WHAT IS REQUIRED: Reproduce the whole listing, character for character.

MATERIAL SHOWN:
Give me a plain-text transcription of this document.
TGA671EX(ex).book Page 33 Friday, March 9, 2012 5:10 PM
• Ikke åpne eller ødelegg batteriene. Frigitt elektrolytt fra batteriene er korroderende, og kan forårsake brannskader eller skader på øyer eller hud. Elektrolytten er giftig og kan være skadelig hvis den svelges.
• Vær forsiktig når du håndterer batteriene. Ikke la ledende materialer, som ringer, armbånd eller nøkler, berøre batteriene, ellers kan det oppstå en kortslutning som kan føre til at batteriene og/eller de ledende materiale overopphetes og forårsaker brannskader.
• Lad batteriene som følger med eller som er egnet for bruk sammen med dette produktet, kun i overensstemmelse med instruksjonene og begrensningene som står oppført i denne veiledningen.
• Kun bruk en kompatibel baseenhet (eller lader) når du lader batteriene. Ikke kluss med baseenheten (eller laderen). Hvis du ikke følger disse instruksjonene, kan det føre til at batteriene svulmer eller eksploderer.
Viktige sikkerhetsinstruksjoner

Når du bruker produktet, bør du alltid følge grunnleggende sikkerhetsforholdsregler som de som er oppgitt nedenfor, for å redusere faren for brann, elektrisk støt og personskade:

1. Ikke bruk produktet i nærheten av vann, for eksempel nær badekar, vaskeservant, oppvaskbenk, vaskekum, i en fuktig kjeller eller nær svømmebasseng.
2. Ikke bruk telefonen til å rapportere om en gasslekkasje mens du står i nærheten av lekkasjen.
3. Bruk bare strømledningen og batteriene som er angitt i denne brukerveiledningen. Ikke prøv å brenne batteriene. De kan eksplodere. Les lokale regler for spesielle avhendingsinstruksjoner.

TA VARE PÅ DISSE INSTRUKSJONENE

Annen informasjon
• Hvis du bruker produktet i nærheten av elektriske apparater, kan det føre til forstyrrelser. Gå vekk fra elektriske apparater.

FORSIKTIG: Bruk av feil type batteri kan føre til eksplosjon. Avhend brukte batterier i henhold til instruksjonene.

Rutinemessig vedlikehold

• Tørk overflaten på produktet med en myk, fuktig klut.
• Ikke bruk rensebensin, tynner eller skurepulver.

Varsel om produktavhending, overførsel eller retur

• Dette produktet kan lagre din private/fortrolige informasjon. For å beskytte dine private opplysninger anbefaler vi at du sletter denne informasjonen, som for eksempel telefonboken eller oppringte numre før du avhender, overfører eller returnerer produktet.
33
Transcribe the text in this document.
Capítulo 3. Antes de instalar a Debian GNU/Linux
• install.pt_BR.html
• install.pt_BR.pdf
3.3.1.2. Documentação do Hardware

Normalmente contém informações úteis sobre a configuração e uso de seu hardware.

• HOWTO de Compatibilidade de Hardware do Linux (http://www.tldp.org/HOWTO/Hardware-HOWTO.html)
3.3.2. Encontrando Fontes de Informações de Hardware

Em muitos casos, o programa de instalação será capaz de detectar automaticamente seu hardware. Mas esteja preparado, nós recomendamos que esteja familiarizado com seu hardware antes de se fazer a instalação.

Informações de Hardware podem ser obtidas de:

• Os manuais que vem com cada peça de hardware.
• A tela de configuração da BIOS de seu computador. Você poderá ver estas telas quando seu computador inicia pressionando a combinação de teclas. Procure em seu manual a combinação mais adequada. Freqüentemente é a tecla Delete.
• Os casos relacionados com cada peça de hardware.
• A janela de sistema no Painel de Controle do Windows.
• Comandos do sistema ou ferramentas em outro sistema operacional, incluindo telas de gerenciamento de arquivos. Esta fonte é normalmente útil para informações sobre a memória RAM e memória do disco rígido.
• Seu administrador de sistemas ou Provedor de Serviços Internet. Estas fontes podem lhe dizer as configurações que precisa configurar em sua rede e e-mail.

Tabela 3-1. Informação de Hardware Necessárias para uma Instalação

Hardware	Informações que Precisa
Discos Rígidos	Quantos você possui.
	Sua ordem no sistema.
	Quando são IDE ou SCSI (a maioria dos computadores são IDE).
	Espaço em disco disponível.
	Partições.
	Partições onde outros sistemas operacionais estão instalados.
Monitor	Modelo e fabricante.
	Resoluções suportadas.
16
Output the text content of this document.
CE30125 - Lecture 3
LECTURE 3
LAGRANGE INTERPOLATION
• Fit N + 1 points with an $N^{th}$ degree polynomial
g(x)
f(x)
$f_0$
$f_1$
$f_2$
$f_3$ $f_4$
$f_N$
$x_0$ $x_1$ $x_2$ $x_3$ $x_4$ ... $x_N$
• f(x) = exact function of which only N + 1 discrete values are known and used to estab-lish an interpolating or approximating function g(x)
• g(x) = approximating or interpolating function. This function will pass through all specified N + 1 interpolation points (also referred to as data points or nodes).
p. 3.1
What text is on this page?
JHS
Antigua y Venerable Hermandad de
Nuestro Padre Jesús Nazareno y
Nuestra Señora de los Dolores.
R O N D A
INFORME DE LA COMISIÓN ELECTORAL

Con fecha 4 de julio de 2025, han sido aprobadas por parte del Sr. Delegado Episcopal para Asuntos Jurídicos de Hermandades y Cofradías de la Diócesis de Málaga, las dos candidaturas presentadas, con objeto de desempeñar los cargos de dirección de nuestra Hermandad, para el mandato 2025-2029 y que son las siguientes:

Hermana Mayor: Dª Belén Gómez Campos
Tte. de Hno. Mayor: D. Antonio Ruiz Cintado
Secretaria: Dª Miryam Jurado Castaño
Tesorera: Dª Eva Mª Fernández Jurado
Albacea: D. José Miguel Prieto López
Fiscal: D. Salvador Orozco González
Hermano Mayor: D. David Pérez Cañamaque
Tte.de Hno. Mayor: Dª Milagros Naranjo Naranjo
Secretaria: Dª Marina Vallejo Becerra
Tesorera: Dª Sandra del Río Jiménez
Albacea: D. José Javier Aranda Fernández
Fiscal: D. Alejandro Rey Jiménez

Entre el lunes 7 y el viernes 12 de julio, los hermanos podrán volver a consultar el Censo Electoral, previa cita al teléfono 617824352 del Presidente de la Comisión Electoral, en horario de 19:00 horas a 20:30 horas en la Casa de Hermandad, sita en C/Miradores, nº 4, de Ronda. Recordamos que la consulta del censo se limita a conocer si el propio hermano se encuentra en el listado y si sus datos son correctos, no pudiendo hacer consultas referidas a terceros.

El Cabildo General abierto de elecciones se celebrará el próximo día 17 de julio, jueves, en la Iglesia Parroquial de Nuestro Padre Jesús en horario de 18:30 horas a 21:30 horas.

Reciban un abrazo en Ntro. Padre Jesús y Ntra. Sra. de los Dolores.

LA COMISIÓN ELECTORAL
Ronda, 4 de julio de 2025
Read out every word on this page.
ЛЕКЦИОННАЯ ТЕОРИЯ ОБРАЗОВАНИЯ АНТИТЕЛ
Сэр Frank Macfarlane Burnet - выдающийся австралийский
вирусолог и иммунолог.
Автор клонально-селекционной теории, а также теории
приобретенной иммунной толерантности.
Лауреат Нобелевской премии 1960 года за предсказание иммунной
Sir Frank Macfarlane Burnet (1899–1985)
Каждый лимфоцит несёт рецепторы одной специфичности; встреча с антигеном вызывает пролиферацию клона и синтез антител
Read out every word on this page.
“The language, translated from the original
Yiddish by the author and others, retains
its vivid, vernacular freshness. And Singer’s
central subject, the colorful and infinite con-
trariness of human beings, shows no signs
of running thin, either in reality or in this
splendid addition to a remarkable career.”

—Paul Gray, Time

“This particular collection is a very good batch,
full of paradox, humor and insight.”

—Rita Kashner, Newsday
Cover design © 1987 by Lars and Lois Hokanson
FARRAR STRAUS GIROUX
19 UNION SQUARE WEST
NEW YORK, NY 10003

EXERCISE RESPONSE:
Give me a plain-text transcription of this document.
TGA671EX(ex).book Page 33 Friday, March 9, 2012 5:10 PM
• Ikke åpne eller ødelegg batteriene. Frigitt elektrolytt fra batteriene er korroderende, og kan forårsake brannskader eller skader på øyer eller hud. Elektrolytten er giftig og kan være skadelig hvis den svelges.
• Vær forsiktig når du håndterer batteriene. Ikke la ledende materialer, som ringer, armbånd eller nøkler, berøre batteriene, ellers kan det oppstå en kortslutning som kan føre til at batteriene og/eller de ledende materiale overopphetes og forårsaker brannskader.
• Lad batteriene som følger med eller som er egnet for bruk sammen med dette produktet, kun i overensstemmelse med instruksjonene og begrensningene som står oppført i denne veiledningen.
• Kun bruk en kompatibel baseenhet (eller lader) når du lader batteriene. Ikke kluss med baseenheten (eller laderen). Hvis du ikke følger disse instruksjonene, kan det føre til at batteriene svulmer eller eksploderer.
Viktige sikkerhetsinstruksjoner

Når du bruker produktet, bør du alltid følge grunnleggende sikkerhetsforholdsregler som de som er oppgitt nedenfor, for å redusere faren for brann, elektrisk støt og personskade:

1. Ikke bruk produktet i nærheten av vann, for eksempel nær badekar, vaskeservant, oppvaskbenk, vaskekum, i en fuktig kjeller eller nær svømmebasseng.
2. Ikke bruk telefonen til å rapportere om en gasslekkasje mens du står i nærheten av lekkasjen.
3. Bruk bare strømledningen og batteriene som er angitt i denne brukerveiledningen. Ikke prøv å brenne batteriene. De kan eksplodere. Les lokale regler for spesielle avhendingsinstruksjoner.

TA VARE PÅ DISSE INSTRUKSJONENE

Annen informasjon
• Hvis du bruker produktet i nærheten av elektriske apparater, kan det føre til forstyrrelser. Gå vekk fra elektriske apparater.

FORSIKTIG: Bruk av feil type batteri kan føre til eksplosjon. Avhend brukte batterier i henhold til instruksjonene.

Rutinemessig vedlikehold

• Tørk overflaten på produktet med en myk, fuktig klut.
• Ikke bruk rensebensin, tynner eller skurepulver.

Varsel om produktavhending, overførsel eller retur

• Dette produktet kan lagre din private/fortrolige informasjon. For å beskytte dine private opplysninger anbefaler vi at du sletter denne informasjonen, som for eksempel telefonboken eller oppringte numre før du avhender, overfører eller returnerer produktet.
33
Transcribe the text in this document.
Capítulo 3. Antes de instalar a Debian GNU/Linux
• install.pt_BR.html
• install.pt_BR.pdf
3.3.1.2. Documentação do Hardware

Normalmente contém informações úteis sobre a configuração e uso de seu hardware.

• HOWTO de Compatibilidade de Hardware do Linux (http://www.tldp.org/HOWTO/Hardware-HOWTO.html)
3.3.2. Encontrando Fontes de Informações de Hardware

Em muitos casos, o programa de instalação será capaz de detectar automaticamente seu hardware. Mas esteja preparado, nós recomendamos que esteja familiarizado com seu hardware antes de se fazer a instalação.

Informações de Hardware podem ser obtidas de:

• Os manuais que vem com cada peça de hardware.
• A tela de configuração da BIOS de seu computador. Você poderá ver estas telas quando seu computador inicia pressionando a combinação de teclas. Procure em seu manual a combinação mais adequada. Freqüentemente é a tecla Delete.
• Os casos relacionados com cada peça de hardware.
• A janela de sistema no Painel de Controle do Windows.
• Comandos do sistema ou ferramentas em outro sistema operacional, incluindo telas de gerenciamento de arquivos. Esta fonte é normalmente útil para informações sobre a memória RAM e memória do disco rígido.
• Seu administrador de sistemas ou Provedor de Serviços Internet. Estas fontes podem lhe dizer as configurações que precisa configurar em sua rede e e-mail.

Tabela 3-1. Informação de Hardware Necessárias para uma Instalação

Hardware	Informações que Precisa
Discos Rígidos	Quantos você possui.
	Sua ordem no sistema.
	Quando são IDE ou SCSI (a maioria dos computadores são IDE).
	Espaço em disco disponível.
	Partições.
	Partições onde outros sistemas operacionais estão instalados.
Monitor	Modelo e fabricante.
	Resoluções suportadas.
16
Output the text content of this document.
CE30125 - Lecture 3
LECTURE 3
LAGRANGE INTERPOLATION
• Fit N + 1 points with an $N^{th}$ degree polynomial
g(x)
f(x)
$f_0$
$f_1$
$f_2$
$f_3$ $f_4$
$f_N$
$x_0$ $x_1$ $x_2$ $x_3$ $x_4$ ... $x_N$
• f(x) = exact function of which only N + 1 discrete values are known and used to estab-lish an interpolating or approximating function g(x)
• g(x) = approximating or interpolating function. This function will pass through all specified N + 1 interpolation points (also referred to as data points or nodes).
p. 3.1
What text is on this page?
JHS
Antigua y Venerable Hermandad de
Nuestro Padre Jesús Nazareno y
Nuestra Señora de los Dolores.
R O N D A
INFORME DE LA COMISIÓN ELECTORAL

Con fecha 4 de julio de 2025, han sido aprobadas por parte del Sr. Delegado Episcopal para Asuntos Jurídicos de Hermandades y Cofradías de la Diócesis de Málaga, las dos candidaturas presentadas, con objeto de desempeñar los cargos de dirección de nuestra Hermandad, para el mandato 2025-2029 y que son las siguientes:

Hermana Mayor: Dª Belén Gómez Campos
Tte. de Hno. Mayor: D. Antonio Ruiz Cintado
Secretaria: Dª Miryam Jurado Castaño
Tesorera: Dª Eva Mª Fernández Jurado
Albacea: D. José Miguel Prieto López
Fiscal: D. Salvador Orozco González
Hermano Mayor: D. David Pérez Cañamaque
Tte.de Hno. Mayor: Dª Milagros Naranjo Naranjo
Secretaria: Dª Marina Vallejo Becerra
Tesorera: Dª Sandra del Río Jiménez
Albacea: D. José Javier Aranda Fernández
Fiscal: D. Alejandro Rey Jiménez

Entre el lunes 7 y el viernes 12 de julio, los hermanos podrán volver a consultar el Censo Electoral, previa cita al teléfono 617824352 del Presidente de la Comisión Electoral, en horario de 19:00 horas a 20:30 horas en la Casa de Hermandad, sita en C/Miradores, nº 4, de Ronda. Recordamos que la consulta del censo se limita a conocer si el propio hermano se encuentra en el listado y si sus datos son correctos, no pudiendo hacer consultas referidas a terceros.

El Cabildo General abierto de elecciones se celebrará el próximo día 17 de julio, jueves, en la Iglesia Parroquial de Nuestro Padre Jesús en horario de 18:30 horas a 21:30 horas.

Reciban un abrazo en Ntro. Padre Jesús y Ntra. Sra. de los Dolores.

LA COMISIÓN ELECTORAL
Ronda, 4 de julio de 2025
Read out every word on this page.
ЛЕКЦИОННАЯ ТЕОРИЯ ОБРАЗОВАНИЯ АНТИТЕЛ
Сэр Frank Macfarlane Burnet - выдающийся австралийский
вирусолог и иммунолог.
Автор клонально-селекционной теории, а также теории
приобретенной иммунной толерантности.
Лауреат Нобелевской премии 1960 года за предсказание иммунной
Sir Frank Macfarlane Burnet (1899–1985)
Каждый лимфоцит несёт рецепторы одной специфичности; встреча с антигеном вызывает пролиферацию клона и синтез антител
Read out every word on this page.
“The language, translated from the original
Yiddish by the author and others, retains
its vivid, vernacular freshness. And Singer’s
central subject, the colorful and infinite con-
trariness of human beings, shows no signs
of running thin, either in reality or in this
splendid addition to a remarkable career.”

—Paul Gray, Time

“This particular collection is a very good batch,
full of paradox, humor and insight.”

—Rita Kashner, Newsday
Cover design © 1987 by Lars and Lois Hokanson
FARRAR STRAUS GIROUX
19 UNION SQUARE WEST
NEW YORK, NY 10003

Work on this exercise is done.